**Problem to solve**
Go through the listing and copy each line with the string "screenshot".
((
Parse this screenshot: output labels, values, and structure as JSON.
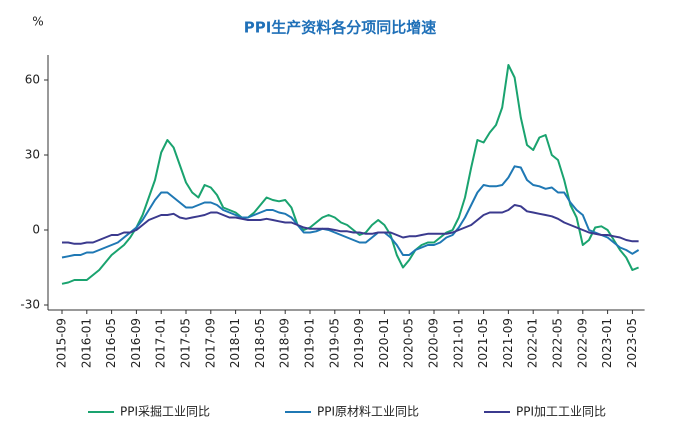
{
  "chart_data": {
    "type": "line",
    "title": "PPI生产资料各分项同比增速",
    "y_label": "%",
    "categories": [
      "2015-09",
      null,
      null,
      null,
      "2016-01",
      null,
      null,
      null,
      "2016-05",
      null,
      null,
      null,
      "2016-09",
      null,
      null,
      null,
      "2017-01",
      null,
      null,
      null,
      "2017-05",
      null,
      null,
      null,
      "2017-09",
      null,
      null,
      null,
      "2018-01",
      null,
      null,
      null,
      "2018-05",
      null,
      null,
      null,
      "2018-09",
      null,
      null,
      null,
      "2019-01",
      null,
      null,
      null,
      "2019-05",
      null,
      null,
      null,
      "2019-09",
      null,
      null,
      null,
      "2020-01",
      null,
      null,
      null,
      "2020-05",
      null,
      null,
      null,
      "2020-09",
      null,
      null,
      null,
      "2021-01",
      null,
      null,
      null,
      "2021-05",
      null,
      null,
      null,
      "2021-09",
      null,
      null,
      null,
      "2022-01",
      null,
      null,
      null,
      "2022-05",
      null,
      null,
      null,
      "2022-09",
      null,
      null,
      null,
      "2023-01",
      null,
      null,
      null,
      "2023-05",
      null
    ],
    "series": [
      {
        "name": "PPI采掘工业同比",
        "color": "#1aa36f",
        "values": [
          -21.5,
          -21,
          -20,
          -20,
          -20,
          -18,
          -16,
          -13,
          -10,
          -8,
          -6,
          -3,
          1,
          6,
          13,
          20,
          31,
          36,
          33,
          26,
          19,
          15,
          13,
          18,
          17,
          14,
          9,
          8,
          7,
          5,
          5,
          7,
          10,
          13,
          12,
          11.5,
          12,
          9,
          2,
          0,
          1,
          3,
          5,
          6,
          5,
          3,
          2,
          0,
          -2,
          -1,
          2,
          4,
          2,
          -2,
          -10,
          -15,
          -12,
          -8,
          -6,
          -5,
          -5,
          -3,
          -1,
          0,
          5,
          13,
          25,
          36,
          35,
          39,
          42,
          49,
          66,
          61,
          45,
          34,
          32,
          37,
          38,
          30,
          28,
          20,
          10,
          5,
          -6,
          -4,
          1,
          1.5,
          0,
          -4,
          -8,
          -11,
          -16,
          -15
        ]
      },
      {
        "name": "PPI原材料工业同比",
        "color": "#1f78b4",
        "values": [
          -11,
          -10.5,
          -10,
          -10,
          -9,
          -9,
          -8,
          -7,
          -6,
          -5,
          -3,
          -1,
          1,
          4,
          8,
          12,
          15,
          15,
          13,
          11,
          9,
          9,
          10,
          11,
          11,
          10,
          8,
          7,
          6,
          5,
          5,
          6,
          7,
          8,
          8,
          7,
          6.5,
          5,
          2,
          -1,
          -1,
          -0.5,
          0.5,
          0,
          -1,
          -2,
          -3,
          -4,
          -5,
          -5,
          -3,
          -1,
          -1,
          -3,
          -6,
          -10,
          -10,
          -8,
          -7,
          -6,
          -6,
          -5,
          -3,
          -2,
          1,
          5,
          10,
          15,
          18,
          17.5,
          17.5,
          18,
          21,
          25.5,
          25,
          20,
          18,
          17.5,
          16.5,
          17,
          15,
          15,
          11,
          8,
          6,
          0,
          -1,
          -2,
          -3,
          -5,
          -7,
          -8,
          -9.5,
          -8
        ]
      },
      {
        "name": "PPI加工工业同比",
        "color": "#3b3a8e",
        "values": [
          -5,
          -5,
          -5.5,
          -5.5,
          -5,
          -5,
          -4,
          -3,
          -2,
          -2,
          -1,
          -1,
          0,
          2,
          4,
          5,
          6,
          6,
          6.5,
          5,
          4.5,
          5,
          5.5,
          6,
          7,
          7,
          6,
          5,
          5,
          4.5,
          4,
          4,
          4,
          4.5,
          4,
          3.5,
          3,
          3,
          2,
          1,
          0.5,
          0.5,
          0.5,
          0.5,
          0,
          -0.5,
          -0.5,
          -1,
          -1,
          -1.5,
          -1.5,
          -1,
          -1,
          -1,
          -2,
          -3,
          -2.5,
          -2.5,
          -2,
          -1.5,
          -1.5,
          -1.5,
          -1.5,
          -1,
          0,
          1,
          2,
          4,
          6,
          7,
          7,
          7,
          8,
          10,
          9.5,
          7.5,
          7,
          6.5,
          6,
          5.5,
          4.5,
          3,
          2,
          1,
          0,
          -1,
          -1.5,
          -2,
          -2,
          -2.5,
          -3,
          -4,
          -4.5,
          -4.5
        ]
      }
    ],
    "ylim": [
      -32,
      70
    ],
    "yticks": [
      60,
      30,
      0,
      -30
    ],
    "grid": false
  }
}
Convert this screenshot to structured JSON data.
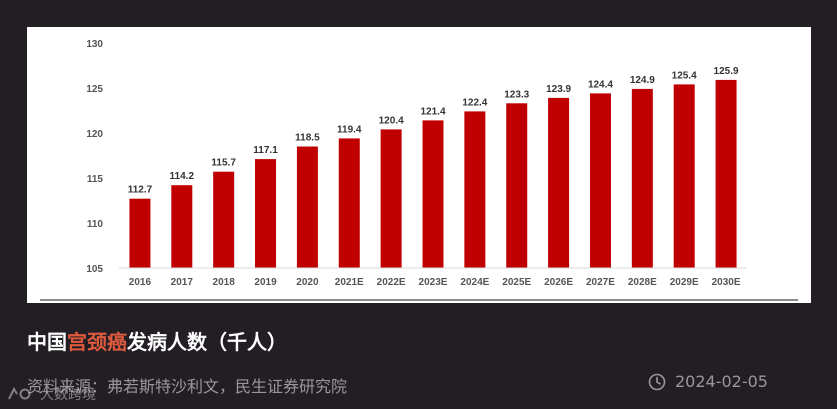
))
**Result**
Parse this screenshot: output labels, values, and structure as JSON.
Convert this screenshot to structured JSON data.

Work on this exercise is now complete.